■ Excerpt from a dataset
****************

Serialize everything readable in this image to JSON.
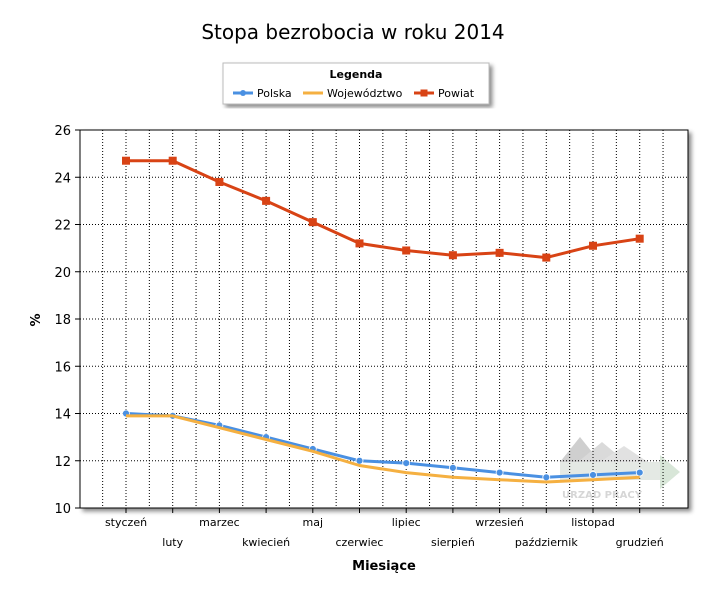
{
  "chart_data": {
    "type": "line",
    "title": "Stopa bezrobocia w roku 2014",
    "xlabel": "Miesiące",
    "ylabel": "%",
    "ylim": [
      10,
      26
    ],
    "yticks": [
      10,
      12,
      14,
      16,
      18,
      20,
      22,
      24,
      26
    ],
    "grid": true,
    "legend": {
      "title": "Legenda",
      "placement": "top-center"
    },
    "categories": [
      "styczeń",
      "luty",
      "marzec",
      "kwiecień",
      "maj",
      "czerwiec",
      "lipiec",
      "sierpień",
      "wrzesień",
      "październik",
      "listopad",
      "grudzień"
    ],
    "series": [
      {
        "name": "Polska",
        "color": "#4a90e2",
        "marker": "circle",
        "values": [
          14.0,
          13.9,
          13.5,
          13.0,
          12.5,
          12.0,
          11.9,
          11.7,
          11.5,
          11.3,
          11.4,
          11.5
        ]
      },
      {
        "name": "Województwo",
        "color": "#f5b041",
        "marker": "none",
        "values": [
          13.9,
          13.9,
          13.4,
          12.9,
          12.4,
          11.8,
          11.5,
          11.3,
          11.2,
          11.1,
          11.2,
          11.3
        ]
      },
      {
        "name": "Powiat",
        "color": "#d84315",
        "marker": "square",
        "values": [
          24.7,
          24.7,
          23.8,
          23.0,
          22.1,
          21.2,
          20.9,
          20.7,
          20.8,
          20.6,
          21.1,
          21.4
        ]
      }
    ]
  },
  "watermark": {
    "text": "URZĄD PRACY"
  }
}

****************

■ Directions for this task
Return each line with "title".

■ Response for this exercise
    "title": "Stopa bezrobocia w roku 2014",
      "title": "Legenda",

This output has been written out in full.